* [Your task]: Give back the entire listing verbatim.

((

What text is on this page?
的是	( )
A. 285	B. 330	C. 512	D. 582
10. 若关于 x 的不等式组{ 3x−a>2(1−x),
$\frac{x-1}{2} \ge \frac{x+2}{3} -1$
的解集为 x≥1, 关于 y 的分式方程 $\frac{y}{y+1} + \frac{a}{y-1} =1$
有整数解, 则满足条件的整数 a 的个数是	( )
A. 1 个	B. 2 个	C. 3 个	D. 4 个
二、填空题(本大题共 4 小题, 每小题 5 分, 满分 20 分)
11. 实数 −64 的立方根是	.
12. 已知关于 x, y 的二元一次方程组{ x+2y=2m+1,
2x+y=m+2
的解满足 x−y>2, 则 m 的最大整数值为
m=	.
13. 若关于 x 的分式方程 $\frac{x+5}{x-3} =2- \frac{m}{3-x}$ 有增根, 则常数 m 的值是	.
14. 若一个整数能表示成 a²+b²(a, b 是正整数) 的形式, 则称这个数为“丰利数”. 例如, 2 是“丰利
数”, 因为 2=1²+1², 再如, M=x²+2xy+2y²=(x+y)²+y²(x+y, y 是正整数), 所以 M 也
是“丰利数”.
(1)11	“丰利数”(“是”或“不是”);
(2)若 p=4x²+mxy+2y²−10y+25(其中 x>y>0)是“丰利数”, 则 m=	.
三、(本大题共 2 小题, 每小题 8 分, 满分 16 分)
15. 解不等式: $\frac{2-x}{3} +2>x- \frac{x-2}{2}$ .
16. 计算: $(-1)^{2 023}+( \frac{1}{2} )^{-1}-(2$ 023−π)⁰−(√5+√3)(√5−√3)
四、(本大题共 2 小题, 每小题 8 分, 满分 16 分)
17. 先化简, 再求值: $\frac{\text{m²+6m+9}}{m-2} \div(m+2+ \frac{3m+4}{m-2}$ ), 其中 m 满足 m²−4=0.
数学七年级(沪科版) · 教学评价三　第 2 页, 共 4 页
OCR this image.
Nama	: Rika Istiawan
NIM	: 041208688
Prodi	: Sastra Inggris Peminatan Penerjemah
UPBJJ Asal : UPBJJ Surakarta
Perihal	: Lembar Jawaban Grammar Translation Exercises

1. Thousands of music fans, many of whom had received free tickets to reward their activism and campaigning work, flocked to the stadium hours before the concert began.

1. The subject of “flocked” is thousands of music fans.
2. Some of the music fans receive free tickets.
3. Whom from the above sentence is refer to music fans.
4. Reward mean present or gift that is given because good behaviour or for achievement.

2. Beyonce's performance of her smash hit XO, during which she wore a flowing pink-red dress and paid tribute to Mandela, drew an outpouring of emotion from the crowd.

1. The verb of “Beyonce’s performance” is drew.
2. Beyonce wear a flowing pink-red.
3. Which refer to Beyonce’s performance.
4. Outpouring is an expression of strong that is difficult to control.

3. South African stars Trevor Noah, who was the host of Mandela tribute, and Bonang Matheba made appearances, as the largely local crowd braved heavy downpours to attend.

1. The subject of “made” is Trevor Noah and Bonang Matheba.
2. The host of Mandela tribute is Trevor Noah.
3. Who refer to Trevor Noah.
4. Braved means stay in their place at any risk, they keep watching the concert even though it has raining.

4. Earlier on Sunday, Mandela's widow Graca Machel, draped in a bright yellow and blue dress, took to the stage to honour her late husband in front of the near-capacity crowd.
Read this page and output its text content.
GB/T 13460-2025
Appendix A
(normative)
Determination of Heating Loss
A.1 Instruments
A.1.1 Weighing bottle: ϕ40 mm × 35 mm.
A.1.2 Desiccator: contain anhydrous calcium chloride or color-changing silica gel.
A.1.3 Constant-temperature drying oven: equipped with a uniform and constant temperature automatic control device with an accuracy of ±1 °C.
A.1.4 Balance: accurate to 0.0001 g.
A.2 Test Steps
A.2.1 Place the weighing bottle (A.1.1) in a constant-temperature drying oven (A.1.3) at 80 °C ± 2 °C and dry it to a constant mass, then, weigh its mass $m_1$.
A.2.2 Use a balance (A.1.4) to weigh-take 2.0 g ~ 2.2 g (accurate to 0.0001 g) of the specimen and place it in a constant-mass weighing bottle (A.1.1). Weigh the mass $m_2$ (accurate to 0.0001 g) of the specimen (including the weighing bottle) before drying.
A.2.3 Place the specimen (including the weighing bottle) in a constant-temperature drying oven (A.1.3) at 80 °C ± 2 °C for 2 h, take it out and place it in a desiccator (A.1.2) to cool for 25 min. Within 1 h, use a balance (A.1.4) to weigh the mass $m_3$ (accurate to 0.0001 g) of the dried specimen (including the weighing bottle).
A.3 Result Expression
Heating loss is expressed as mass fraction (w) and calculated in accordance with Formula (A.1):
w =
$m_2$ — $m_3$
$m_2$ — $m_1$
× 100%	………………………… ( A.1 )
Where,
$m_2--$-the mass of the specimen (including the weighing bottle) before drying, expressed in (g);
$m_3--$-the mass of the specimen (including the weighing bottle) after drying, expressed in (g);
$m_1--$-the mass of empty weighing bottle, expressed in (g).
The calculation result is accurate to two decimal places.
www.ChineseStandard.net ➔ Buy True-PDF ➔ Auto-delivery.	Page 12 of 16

))

* [Task output]:
What text is on this page?
的是	( )
A. 285	B. 330	C. 512	D. 582
10. 若关于 x 的不等式组{ 3x−a>2(1−x),
$\frac{x-1}{2} \ge \frac{x+2}{3} -1$
的解集为 x≥1, 关于 y 的分式方程 $\frac{y}{y+1} + \frac{a}{y-1} =1$
有整数解, 则满足条件的整数 a 的个数是	( )
A. 1 个	B. 2 个	C. 3 个	D. 4 个
二、填空题(本大题共 4 小题, 每小题 5 分, 满分 20 分)
11. 实数 −64 的立方根是	.
12. 已知关于 x, y 的二元一次方程组{ x+2y=2m+1,
2x+y=m+2
的解满足 x−y>2, 则 m 的最大整数值为
m=	.
13. 若关于 x 的分式方程 $\frac{x+5}{x-3} =2- \frac{m}{3-x}$ 有增根, 则常数 m 的值是	.
14. 若一个整数能表示成 a²+b²(a, b 是正整数) 的形式, 则称这个数为“丰利数”. 例如, 2 是“丰利
数”, 因为 2=1²+1², 再如, M=x²+2xy+2y²=(x+y)²+y²(x+y, y 是正整数), 所以 M 也
是“丰利数”.
(1)11	“丰利数”(“是”或“不是”);
(2)若 p=4x²+mxy+2y²−10y+25(其中 x>y>0)是“丰利数”, 则 m=	.
三、(本大题共 2 小题, 每小题 8 分, 满分 16 分)
15. 解不等式: $\frac{2-x}{3} +2>x- \frac{x-2}{2}$ .
16. 计算: $(-1)^{2 023}+( \frac{1}{2} )^{-1}-(2$ 023−π)⁰−(√5+√3)(√5−√3)
四、(本大题共 2 小题, 每小题 8 分, 满分 16 分)
17. 先化简, 再求值: $\frac{\text{m²+6m+9}}{m-2} \div(m+2+ \frac{3m+4}{m-2}$ ), 其中 m 满足 m²−4=0.
数学七年级(沪科版) · 教学评价三　第 2 页, 共 4 页
OCR this image.
Nama	: Rika Istiawan
NIM	: 041208688
Prodi	: Sastra Inggris Peminatan Penerjemah
UPBJJ Asal : UPBJJ Surakarta
Perihal	: Lembar Jawaban Grammar Translation Exercises

1. Thousands of music fans, many of whom had received free tickets to reward their activism and campaigning work, flocked to the stadium hours before the concert began.

1. The subject of “flocked” is thousands of music fans.
2. Some of the music fans receive free tickets.
3. Whom from the above sentence is refer to music fans.
4. Reward mean present or gift that is given because good behaviour or for achievement.

2. Beyonce's performance of her smash hit XO, during which she wore a flowing pink-red dress and paid tribute to Mandela, drew an outpouring of emotion from the crowd.

1. The verb of “Beyonce’s performance” is drew.
2. Beyonce wear a flowing pink-red.
3. Which refer to Beyonce’s performance.
4. Outpouring is an expression of strong that is difficult to control.

3. South African stars Trevor Noah, who was the host of Mandela tribute, and Bonang Matheba made appearances, as the largely local crowd braved heavy downpours to attend.

1. The subject of “made” is Trevor Noah and Bonang Matheba.
2. The host of Mandela tribute is Trevor Noah.
3. Who refer to Trevor Noah.
4. Braved means stay in their place at any risk, they keep watching the concert even though it has raining.

4. Earlier on Sunday, Mandela's widow Graca Machel, draped in a bright yellow and blue dress, took to the stage to honour her late husband in front of the near-capacity crowd.
Read this page and output its text content.
GB/T 13460-2025
Appendix A
(normative)
Determination of Heating Loss
A.1 Instruments
A.1.1 Weighing bottle: ϕ40 mm × 35 mm.
A.1.2 Desiccator: contain anhydrous calcium chloride or color-changing silica gel.
A.1.3 Constant-temperature drying oven: equipped with a uniform and constant temperature automatic control device with an accuracy of ±1 °C.
A.1.4 Balance: accurate to 0.0001 g.
A.2 Test Steps
A.2.1 Place the weighing bottle (A.1.1) in a constant-temperature drying oven (A.1.3) at 80 °C ± 2 °C and dry it to a constant mass, then, weigh its mass $m_1$.
A.2.2 Use a balance (A.1.4) to weigh-take 2.0 g ~ 2.2 g (accurate to 0.0001 g) of the specimen and place it in a constant-mass weighing bottle (A.1.1). Weigh the mass $m_2$ (accurate to 0.0001 g) of the specimen (including the weighing bottle) before drying.
A.2.3 Place the specimen (including the weighing bottle) in a constant-temperature drying oven (A.1.3) at 80 °C ± 2 °C for 2 h, take it out and place it in a desiccator (A.1.2) to cool for 25 min. Within 1 h, use a balance (A.1.4) to weigh the mass $m_3$ (accurate to 0.0001 g) of the dried specimen (including the weighing bottle).
A.3 Result Expression
Heating loss is expressed as mass fraction (w) and calculated in accordance with Formula (A.1):
w =
$m_2$ — $m_3$
$m_2$ — $m_1$
× 100%	………………………… ( A.1 )
Where,
$m_2--$-the mass of the specimen (including the weighing bottle) before drying, expressed in (g);
$m_3--$-the mass of the specimen (including the weighing bottle) after drying, expressed in (g);
$m_1--$-the mass of empty weighing bottle, expressed in (g).
The calculation result is accurate to two decimal places.
www.ChineseStandard.net ➔ Buy True-PDF ➔ Auto-delivery.	Page 12 of 16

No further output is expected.